[Start Recorded information]

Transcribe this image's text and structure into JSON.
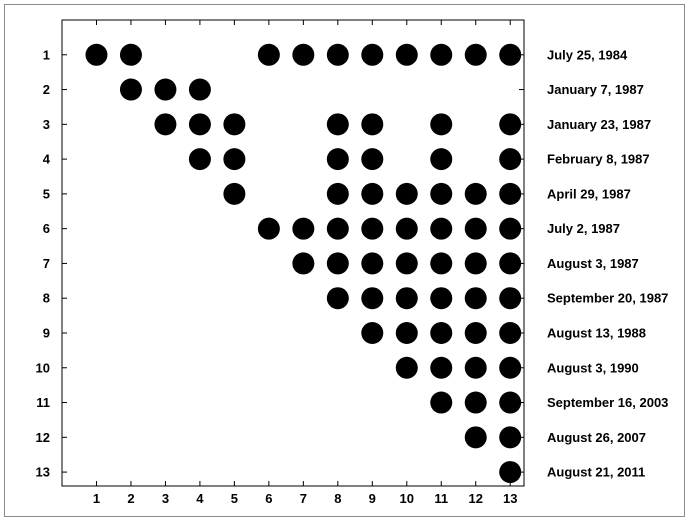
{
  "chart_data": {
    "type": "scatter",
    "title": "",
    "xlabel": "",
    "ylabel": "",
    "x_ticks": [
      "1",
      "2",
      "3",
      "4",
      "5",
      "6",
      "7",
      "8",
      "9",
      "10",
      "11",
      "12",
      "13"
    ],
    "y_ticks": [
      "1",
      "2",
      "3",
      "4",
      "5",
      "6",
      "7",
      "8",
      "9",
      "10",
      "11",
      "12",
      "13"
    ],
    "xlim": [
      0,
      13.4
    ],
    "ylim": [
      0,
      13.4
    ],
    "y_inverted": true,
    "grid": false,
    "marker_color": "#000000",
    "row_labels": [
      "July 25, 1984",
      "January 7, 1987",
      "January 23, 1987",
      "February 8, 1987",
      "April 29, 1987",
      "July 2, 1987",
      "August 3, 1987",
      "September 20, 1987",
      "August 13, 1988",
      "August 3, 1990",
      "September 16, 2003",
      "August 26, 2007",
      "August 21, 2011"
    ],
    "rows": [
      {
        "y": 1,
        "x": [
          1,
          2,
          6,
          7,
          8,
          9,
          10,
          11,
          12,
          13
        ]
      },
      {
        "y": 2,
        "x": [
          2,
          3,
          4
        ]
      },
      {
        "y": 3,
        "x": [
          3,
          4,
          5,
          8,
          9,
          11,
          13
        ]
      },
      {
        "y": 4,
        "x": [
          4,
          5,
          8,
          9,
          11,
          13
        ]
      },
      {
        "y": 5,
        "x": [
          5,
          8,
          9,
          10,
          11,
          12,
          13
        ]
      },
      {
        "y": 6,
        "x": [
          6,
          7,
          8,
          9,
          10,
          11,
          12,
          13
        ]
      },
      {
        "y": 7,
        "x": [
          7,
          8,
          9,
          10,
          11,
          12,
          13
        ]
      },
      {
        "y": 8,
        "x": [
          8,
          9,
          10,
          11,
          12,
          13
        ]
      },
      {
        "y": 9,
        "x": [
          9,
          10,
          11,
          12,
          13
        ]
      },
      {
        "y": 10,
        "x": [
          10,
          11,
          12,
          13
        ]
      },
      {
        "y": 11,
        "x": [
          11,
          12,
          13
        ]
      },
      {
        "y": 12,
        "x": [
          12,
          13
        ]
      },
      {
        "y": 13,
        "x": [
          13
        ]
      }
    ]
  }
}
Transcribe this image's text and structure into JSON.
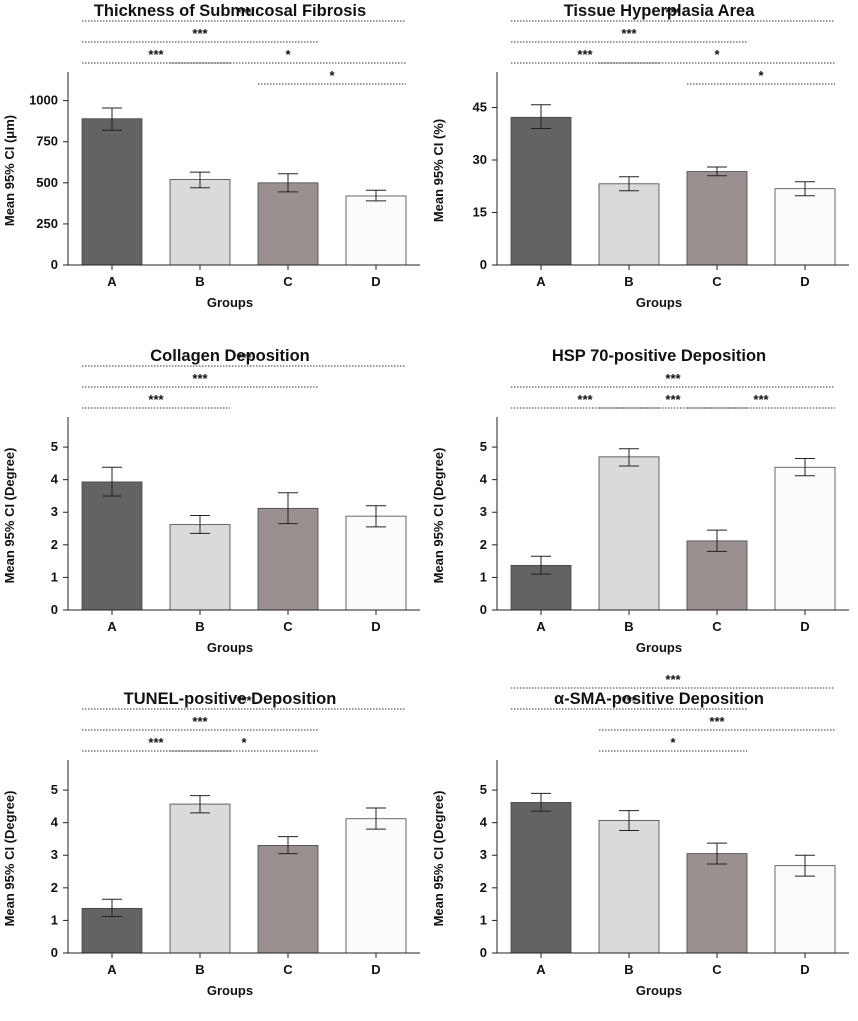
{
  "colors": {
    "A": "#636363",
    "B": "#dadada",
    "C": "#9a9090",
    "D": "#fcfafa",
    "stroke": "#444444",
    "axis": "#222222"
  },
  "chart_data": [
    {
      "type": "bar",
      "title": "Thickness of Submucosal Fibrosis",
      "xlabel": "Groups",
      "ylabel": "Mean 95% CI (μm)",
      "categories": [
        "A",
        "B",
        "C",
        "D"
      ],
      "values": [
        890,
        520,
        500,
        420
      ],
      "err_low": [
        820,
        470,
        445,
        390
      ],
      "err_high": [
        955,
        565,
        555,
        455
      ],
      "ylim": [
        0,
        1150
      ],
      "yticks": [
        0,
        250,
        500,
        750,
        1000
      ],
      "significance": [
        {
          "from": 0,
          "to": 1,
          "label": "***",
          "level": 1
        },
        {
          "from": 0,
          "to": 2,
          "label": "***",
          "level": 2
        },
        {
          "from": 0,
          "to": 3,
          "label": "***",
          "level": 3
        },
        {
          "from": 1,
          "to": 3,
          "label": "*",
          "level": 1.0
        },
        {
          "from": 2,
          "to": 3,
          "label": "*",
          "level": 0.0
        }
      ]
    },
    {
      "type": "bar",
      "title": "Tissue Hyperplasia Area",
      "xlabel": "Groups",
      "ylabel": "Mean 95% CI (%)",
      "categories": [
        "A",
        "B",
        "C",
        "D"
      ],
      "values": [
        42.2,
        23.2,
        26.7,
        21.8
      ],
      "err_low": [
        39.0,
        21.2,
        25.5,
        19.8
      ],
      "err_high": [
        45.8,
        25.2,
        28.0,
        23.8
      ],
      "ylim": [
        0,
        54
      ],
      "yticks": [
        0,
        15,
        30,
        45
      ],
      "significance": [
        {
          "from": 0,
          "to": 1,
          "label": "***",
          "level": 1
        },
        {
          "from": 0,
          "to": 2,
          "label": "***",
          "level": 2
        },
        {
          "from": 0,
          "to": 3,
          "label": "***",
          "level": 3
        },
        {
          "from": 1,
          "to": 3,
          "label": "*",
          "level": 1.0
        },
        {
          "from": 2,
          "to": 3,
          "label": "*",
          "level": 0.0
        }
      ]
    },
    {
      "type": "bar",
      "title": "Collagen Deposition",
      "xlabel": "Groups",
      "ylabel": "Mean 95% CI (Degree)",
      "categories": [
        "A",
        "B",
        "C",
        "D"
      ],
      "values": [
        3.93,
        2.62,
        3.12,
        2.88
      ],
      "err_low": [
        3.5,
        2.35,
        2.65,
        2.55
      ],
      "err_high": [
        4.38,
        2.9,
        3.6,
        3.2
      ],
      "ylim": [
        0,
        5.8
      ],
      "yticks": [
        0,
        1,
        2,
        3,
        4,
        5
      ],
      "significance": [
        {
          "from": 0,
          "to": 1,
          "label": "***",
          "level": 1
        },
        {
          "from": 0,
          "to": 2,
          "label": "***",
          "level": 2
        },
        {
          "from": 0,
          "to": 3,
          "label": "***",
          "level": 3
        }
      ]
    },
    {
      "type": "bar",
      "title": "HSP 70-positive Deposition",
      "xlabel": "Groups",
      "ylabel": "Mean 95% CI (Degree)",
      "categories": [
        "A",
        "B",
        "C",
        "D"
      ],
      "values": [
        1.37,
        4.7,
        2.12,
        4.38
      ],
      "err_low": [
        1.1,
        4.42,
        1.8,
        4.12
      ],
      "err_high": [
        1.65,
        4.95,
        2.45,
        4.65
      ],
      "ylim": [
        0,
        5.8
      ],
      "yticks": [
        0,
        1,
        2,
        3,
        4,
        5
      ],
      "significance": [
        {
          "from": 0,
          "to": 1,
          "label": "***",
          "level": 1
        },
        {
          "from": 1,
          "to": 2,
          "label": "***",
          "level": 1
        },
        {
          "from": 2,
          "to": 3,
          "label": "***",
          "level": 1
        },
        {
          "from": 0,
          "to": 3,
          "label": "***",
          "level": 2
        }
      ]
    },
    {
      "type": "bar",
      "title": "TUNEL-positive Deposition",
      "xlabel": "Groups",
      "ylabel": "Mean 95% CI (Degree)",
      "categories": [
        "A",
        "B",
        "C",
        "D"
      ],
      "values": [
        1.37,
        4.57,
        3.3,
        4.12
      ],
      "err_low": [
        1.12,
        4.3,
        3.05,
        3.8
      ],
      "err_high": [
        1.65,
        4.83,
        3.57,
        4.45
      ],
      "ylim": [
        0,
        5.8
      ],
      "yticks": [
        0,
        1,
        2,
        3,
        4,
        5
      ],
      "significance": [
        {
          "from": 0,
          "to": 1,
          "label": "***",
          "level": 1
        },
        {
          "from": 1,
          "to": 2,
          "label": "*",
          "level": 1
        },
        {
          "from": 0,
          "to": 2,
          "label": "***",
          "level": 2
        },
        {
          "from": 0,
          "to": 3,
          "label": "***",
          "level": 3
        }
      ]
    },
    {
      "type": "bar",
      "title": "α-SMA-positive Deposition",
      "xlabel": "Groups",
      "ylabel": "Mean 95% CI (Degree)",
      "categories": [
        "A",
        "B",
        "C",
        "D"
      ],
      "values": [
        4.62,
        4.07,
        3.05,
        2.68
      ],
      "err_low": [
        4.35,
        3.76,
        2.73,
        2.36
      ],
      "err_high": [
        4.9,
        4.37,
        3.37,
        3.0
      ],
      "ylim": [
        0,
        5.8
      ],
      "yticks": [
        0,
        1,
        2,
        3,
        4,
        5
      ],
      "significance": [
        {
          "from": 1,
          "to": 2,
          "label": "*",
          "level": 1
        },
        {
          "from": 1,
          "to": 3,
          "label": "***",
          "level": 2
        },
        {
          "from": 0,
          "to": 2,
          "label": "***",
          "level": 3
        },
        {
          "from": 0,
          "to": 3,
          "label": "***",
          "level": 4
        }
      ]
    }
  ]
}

[End Recorded information]

**What the task asks**
Look for the word "positive" in every line of the listing and copy the lines that have it.

**Answer to the exercise**
      "title": "HSP 70-positive Deposition",
      "title": "TUNEL-positive Deposition",
      "title": "α-SMA-positive Deposition",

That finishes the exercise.